Records
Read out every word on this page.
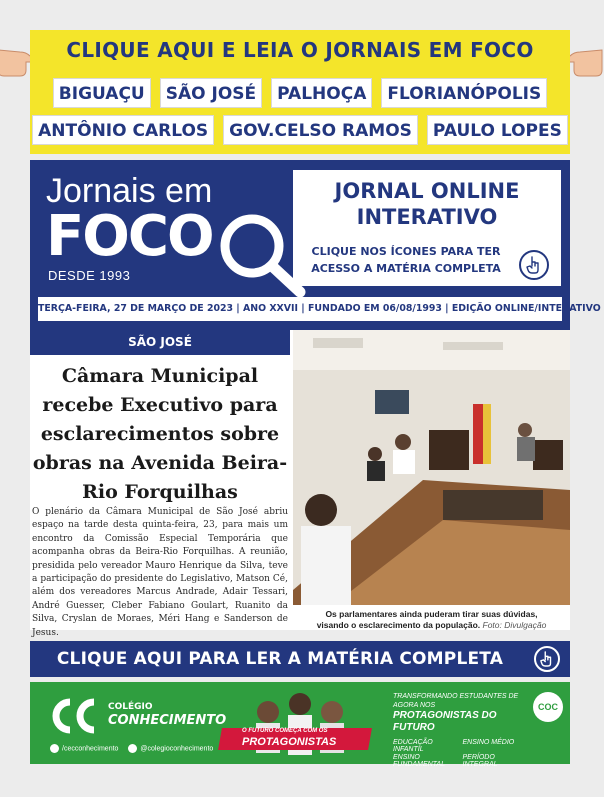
CLIQUE AQUI E LEIA O JORNAIS EM FOCO
BIGUAÇU	SÃO JOSÉ	PALHOÇA	FLORIANÓPOLIS
ANTÔNIO CARLOS	GOV.CELSO RAMOS	PAULO LOPES
Jornais em
FOCO
DESDE 1993
JORNAL ONLINE
INTERATIVO
CLIQUE NOS ÍCONES PARA TER
ACESSO A MATÉRIA COMPLETA
TERÇA-FEIRA, 27 DE MARÇO DE 2023 | ANO XXVII | FUNDADO EM 06/08/1993 | EDIÇÃO ONLINE/INTERATIVO
SÃO JOSÉ
Câmara Municipal recebe Executivo para esclarecimentos sobre obras na Avenida Beira-Rio Forquilhas
O plenário da Câmara Municipal de São José abriu espaço na tarde desta quinta-feira, 23, para mais um encontro da Comissão Especial Temporária que acompanha obras da Beira-Rio Forquilhas. A reunião, presidida pelo vereador Mauro Henrique da Silva, teve a participação do presidente do Legislativo, Matson Cé, além dos vereadores Marcus Andrade, Adair Tessari, André Guesser, Cleber Fabiano Goulart, Ruanito da Silva, Cryslan de Moraes, Méri Hang e Sanderson de Jesus.
Os parlamentares ainda puderam tirar suas dúvidas,
visando o esclarecimento da população. Foto: Divulgação
CLIQUE AQUI PARA LER A MATÉRIA COMPLETA
COLÉGIO
CONHECIMENTO
/cecconhecimento	@colegioconhecimento
O FUTURO COMEÇA COM OS
PROTAGONISTAS
TRANSFORMANDO ESTUDANTES DE AGORA NOS
PROTAGONISTAS DO FUTURO
EDUCAÇÃO INFANTIL
ENSINO MÉDIO
ENSINO FUNDAMENTAL
PERÍODO INTEGRAL
COC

Given request
Within the entries above, how many lines contain "INTERATIVO"? Respond with the number only.

The answer
2